Every line that contains the word "的纵坐标" should be copied out.

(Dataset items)
start

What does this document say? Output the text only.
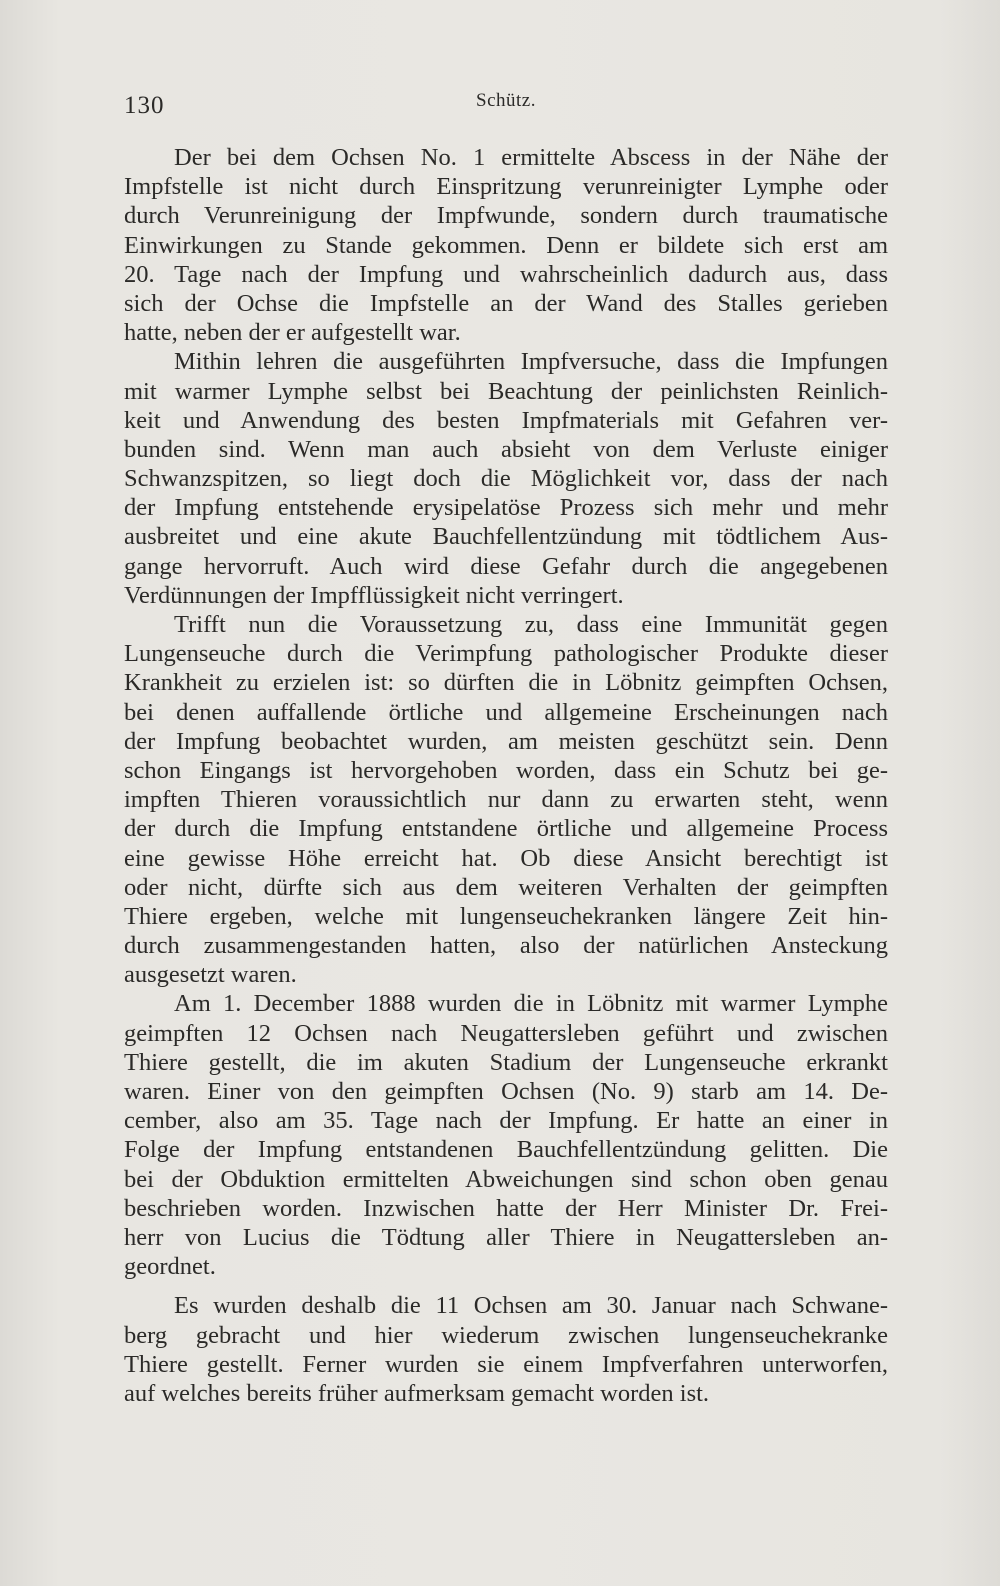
130	Schütz.
Der bei dem Ochsen No. 1 ermittelte Abscess in der Nähe der
Impfstelle ist nicht durch Einspritzung verunreinigter Lymphe oder
durch Verunreinigung der Impfwunde, sondern durch traumatische
Einwirkungen zu Stande gekommen. Denn er bildete sich erst am
20. Tage nach der Impfung und wahrscheinlich dadurch aus, dass
sich der Ochse die Impfstelle an der Wand des Stalles gerieben
hatte, neben der er aufgestellt war.
Mithin lehren die ausgeführten Impfversuche, dass die Impfungen
mit warmer Lymphe selbst bei Beachtung der peinlichsten Reinlich-
keit und Anwendung des besten Impfmaterials mit Gefahren ver-
bunden sind. Wenn man auch absieht von dem Verluste einiger
Schwanzspitzen, so liegt doch die Möglichkeit vor, dass der nach
der Impfung entstehende erysipelatöse Prozess sich mehr und mehr
ausbreitet und eine akute Bauchfellentzündung mit tödtlichem Aus-
gange hervorruft. Auch wird diese Gefahr durch die angegebenen
Verdünnungen der Impfflüssigkeit nicht verringert.
Trifft nun die Voraussetzung zu, dass eine Immunität gegen
Lungenseuche durch die Verimpfung pathologischer Produkte dieser
Krankheit zu erzielen ist: so dürften die in Löbnitz geimpften Ochsen,
bei denen auffallende örtliche und allgemeine Erscheinungen nach
der Impfung beobachtet wurden, am meisten geschützt sein. Denn
schon Eingangs ist hervorgehoben worden, dass ein Schutz bei ge-
impften Thieren voraussichtlich nur dann zu erwarten steht, wenn
der durch die Impfung entstandene örtliche und allgemeine Process
eine gewisse Höhe erreicht hat. Ob diese Ansicht berechtigt ist
oder nicht, dürfte sich aus dem weiteren Verhalten der geimpften
Thiere ergeben, welche mit lungenseuchekranken längere Zeit hin-
durch zusammengestanden hatten, also der natürlichen Ansteckung
ausgesetzt waren.
Am 1. December 1888 wurden die in Löbnitz mit warmer Lymphe
geimpften 12 Ochsen nach Neugattersleben geführt und zwischen
Thiere gestellt, die im akuten Stadium der Lungenseuche erkrankt
waren. Einer von den geimpften Ochsen (No. 9) starb am 14. De-
cember, also am 35. Tage nach der Impfung. Er hatte an einer in
Folge der Impfung entstandenen Bauchfellentzündung gelitten. Die
bei der Obduktion ermittelten Abweichungen sind schon oben genau
beschrieben worden. Inzwischen hatte der Herr Minister Dr. Frei-
herr von Lucius die Tödtung aller Thiere in Neugattersleben an-
geordnet.
Es wurden deshalb die 11 Ochsen am 30. Januar nach Schwane-
berg gebracht und hier wiederum zwischen lungenseuchekranke
Thiere gestellt. Ferner wurden sie einem Impfverfahren unterworfen,
auf welches bereits früher aufmerksam gemacht worden ist.
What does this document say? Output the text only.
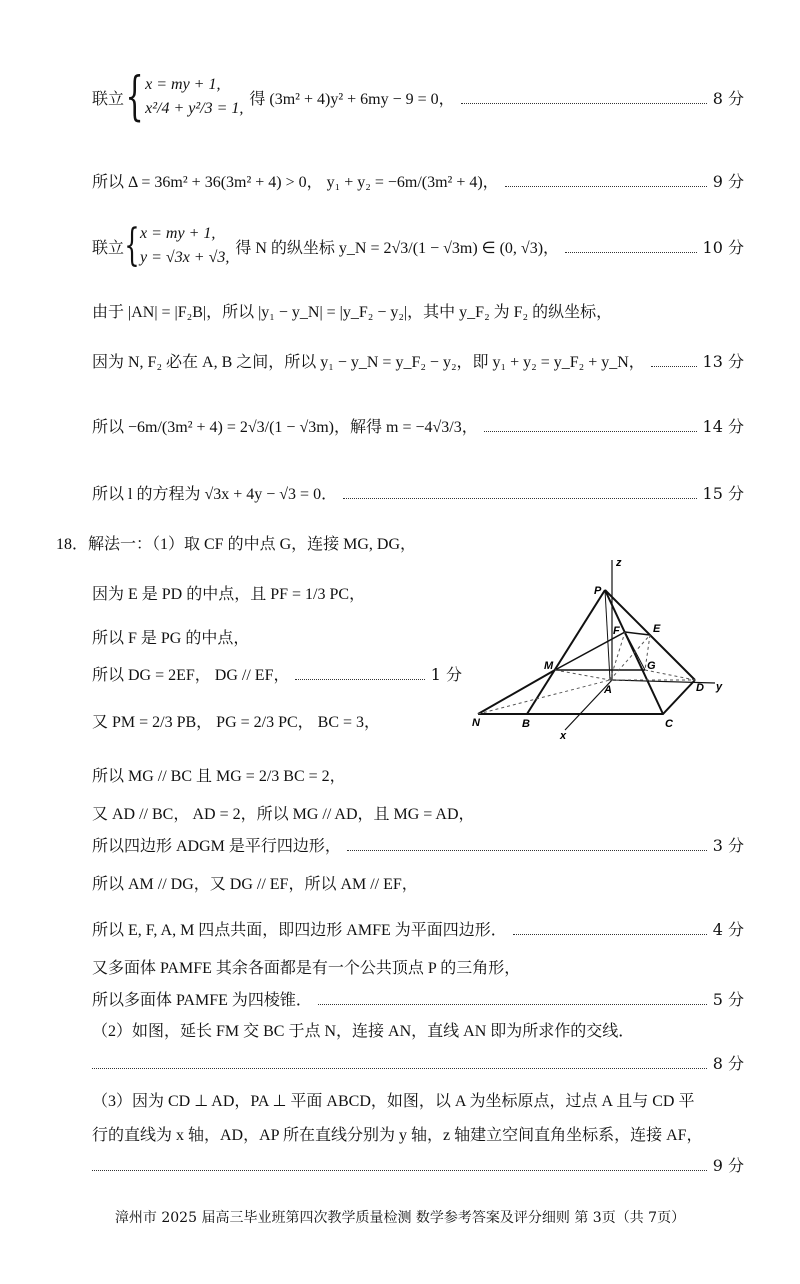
联立 { x = my + 1,
x²/4 + y²/3 = 1,
得 (3m² + 4)y² + 6my − 9 = 0，	8 分
所以 Δ = 36m² + 36(3m² + 4) > 0， y₁ + y₂ = −6m/(3m² + 4)，	9 分
联立 { x = my + 1,
y = √3x + √3,
得 N 的纵坐标 y_N = 2√3/(1 − √3m) ∈ (0, √3)，	10 分
由于 |AN| = |F₂B|，所以 |y₁ − y_N| = |y_F₂ − y₂|，其中 y_F₂ 为 F₂ 的纵坐标，
因为 N, F₂ 必在 A, B 之间，所以 y₁ − y_N = y_F₂ − y₂，即 y₁ + y₂ = y_F₂ + y_N，	13 分
所以 −6m/(3m² + 4) = 2√3/(1 − √3m)，解得 m = −4√3/3，	14 分
所以 l 的方程为 √3x + 4y − √3 = 0．	15 分
18．解法一：（1）取 CF 的中点 G，连接 MG, DG，
因为 E 是 PD 的中点，且 PF = 1/3 PC，
所以 F 是 PG 的中点，
所以 DG = 2EF， DG // EF，	1 分
又 PM = 2/3 PB， PG = 2/3 PC， BC = 3，
所以 MG // BC 且 MG = 2/3 BC = 2，
又 AD // BC， AD = 2，所以 MG // AD，且 MG = AD，
所以四边形 ADGM 是平行四边形，	3 分
所以 AM // DG，又 DG // EF，所以 AM // EF，
所以 E, F, A, M 四点共面，即四边形 AMFE 为平面四边形．	4 分
又多面体 PAMFE 其余各面都是有一个公共顶点 P 的三角形，
所以多面体 PAMFE 为四棱锥．	5 分
（2）如图，延长 FM 交 BC 于点 N，连接 AN，直线 AN 即为所求作的交线．
8 分
（3）因为 CD ⊥ AD，PA ⊥ 平面 ABCD，如图，以 A 为坐标原点，过点 A 且与 CD 平
行的直线为 x 轴，AD，AP 所在直线分别为 y 轴，z 轴建立空间直角坐标系，连接 AF，
9 分
P
z
F	E
M	G
A	D y
N	B	C
x
漳州市 2025 届高三毕业班第四次教学质量检测 数学参考答案及评分细则 第 3页（共 7页）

end

> _TASK RESULT_:
得 N 的纵坐标 y_N = 2√3/(1 − √3m) ∈ (0, √3)，	10 分
由于 |AN| = |F₂B|，所以 |y₁ − y_N| = |y_F₂ − y₂|，其中 y_F₂ 为 F₂ 的纵坐标，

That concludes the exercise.